◆ **REQUIRED ACTION**:
Narrow the data below down to the lines containing "shoot".

◆ **GIVEN ENTRIES**:
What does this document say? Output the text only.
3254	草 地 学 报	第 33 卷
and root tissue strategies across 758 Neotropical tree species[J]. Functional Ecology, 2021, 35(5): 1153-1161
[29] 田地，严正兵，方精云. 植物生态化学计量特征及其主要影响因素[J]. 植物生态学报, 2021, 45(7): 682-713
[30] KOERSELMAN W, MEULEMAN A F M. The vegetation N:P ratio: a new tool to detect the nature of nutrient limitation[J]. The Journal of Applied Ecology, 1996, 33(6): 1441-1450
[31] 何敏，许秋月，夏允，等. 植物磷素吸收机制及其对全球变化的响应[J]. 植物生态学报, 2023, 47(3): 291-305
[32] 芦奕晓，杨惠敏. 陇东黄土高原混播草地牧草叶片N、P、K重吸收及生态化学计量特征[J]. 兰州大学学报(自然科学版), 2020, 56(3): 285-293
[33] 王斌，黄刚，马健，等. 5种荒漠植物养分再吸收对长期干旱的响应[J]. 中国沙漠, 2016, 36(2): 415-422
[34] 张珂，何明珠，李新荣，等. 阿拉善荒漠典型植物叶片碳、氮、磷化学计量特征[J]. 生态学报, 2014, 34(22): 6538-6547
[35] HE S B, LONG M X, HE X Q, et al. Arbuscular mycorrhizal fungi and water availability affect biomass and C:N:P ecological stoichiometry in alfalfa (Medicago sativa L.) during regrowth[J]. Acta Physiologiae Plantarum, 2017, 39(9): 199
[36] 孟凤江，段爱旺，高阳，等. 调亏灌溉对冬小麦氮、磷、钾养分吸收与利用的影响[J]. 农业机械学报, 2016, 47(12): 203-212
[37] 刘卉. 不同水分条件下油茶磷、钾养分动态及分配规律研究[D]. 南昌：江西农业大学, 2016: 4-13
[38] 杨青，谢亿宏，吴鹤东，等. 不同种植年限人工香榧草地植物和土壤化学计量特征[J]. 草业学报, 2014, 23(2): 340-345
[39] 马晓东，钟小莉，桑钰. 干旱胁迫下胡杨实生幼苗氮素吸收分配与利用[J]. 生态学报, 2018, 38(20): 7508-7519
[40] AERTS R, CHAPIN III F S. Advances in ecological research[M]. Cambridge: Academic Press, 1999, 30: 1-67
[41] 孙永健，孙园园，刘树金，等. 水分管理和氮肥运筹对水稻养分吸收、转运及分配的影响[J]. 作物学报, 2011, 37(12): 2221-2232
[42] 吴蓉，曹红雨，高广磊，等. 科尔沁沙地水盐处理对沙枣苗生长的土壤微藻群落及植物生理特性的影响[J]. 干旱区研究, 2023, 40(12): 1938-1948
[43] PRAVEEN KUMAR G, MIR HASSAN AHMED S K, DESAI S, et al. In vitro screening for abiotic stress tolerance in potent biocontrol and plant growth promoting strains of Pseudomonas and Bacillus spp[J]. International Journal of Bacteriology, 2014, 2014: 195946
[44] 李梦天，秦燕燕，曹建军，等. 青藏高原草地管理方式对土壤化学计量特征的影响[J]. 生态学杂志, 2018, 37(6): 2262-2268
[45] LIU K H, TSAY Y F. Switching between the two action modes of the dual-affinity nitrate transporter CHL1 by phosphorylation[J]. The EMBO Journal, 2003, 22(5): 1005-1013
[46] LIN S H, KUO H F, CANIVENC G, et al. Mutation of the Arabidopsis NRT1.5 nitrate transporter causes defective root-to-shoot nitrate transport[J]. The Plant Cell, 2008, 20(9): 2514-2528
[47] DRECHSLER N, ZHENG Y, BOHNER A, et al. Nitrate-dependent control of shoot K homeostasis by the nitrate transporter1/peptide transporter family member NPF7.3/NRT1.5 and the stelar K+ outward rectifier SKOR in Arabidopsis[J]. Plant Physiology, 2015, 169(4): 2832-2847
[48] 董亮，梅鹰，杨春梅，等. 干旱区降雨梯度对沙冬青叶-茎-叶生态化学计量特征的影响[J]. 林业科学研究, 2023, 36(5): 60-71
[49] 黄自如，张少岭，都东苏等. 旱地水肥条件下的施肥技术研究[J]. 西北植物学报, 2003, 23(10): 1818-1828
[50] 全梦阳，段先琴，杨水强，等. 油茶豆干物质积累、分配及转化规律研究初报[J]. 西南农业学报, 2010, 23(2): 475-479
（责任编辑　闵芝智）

◆ **EXERCISE RESULT**:
[46] LIN S H, KUO H F, CANIVENC G, et al. Mutation of the Arabidopsis NRT1.5 nitrate transporter causes defective root-to-shoot nitrate transport[J]. The Plant Cell, 2008, 20(9): 2514-2528
[47] DRECHSLER N, ZHENG Y, BOHNER A, et al. Nitrate-dependent control of shoot K homeostasis by the nitrate transporter1/peptide transporter family member NPF7.3/NRT1.5 and the stelar K+ outward rectifier SKOR in Arabidopsis[J]. Plant Physiology, 2015, 169(4): 2832-2847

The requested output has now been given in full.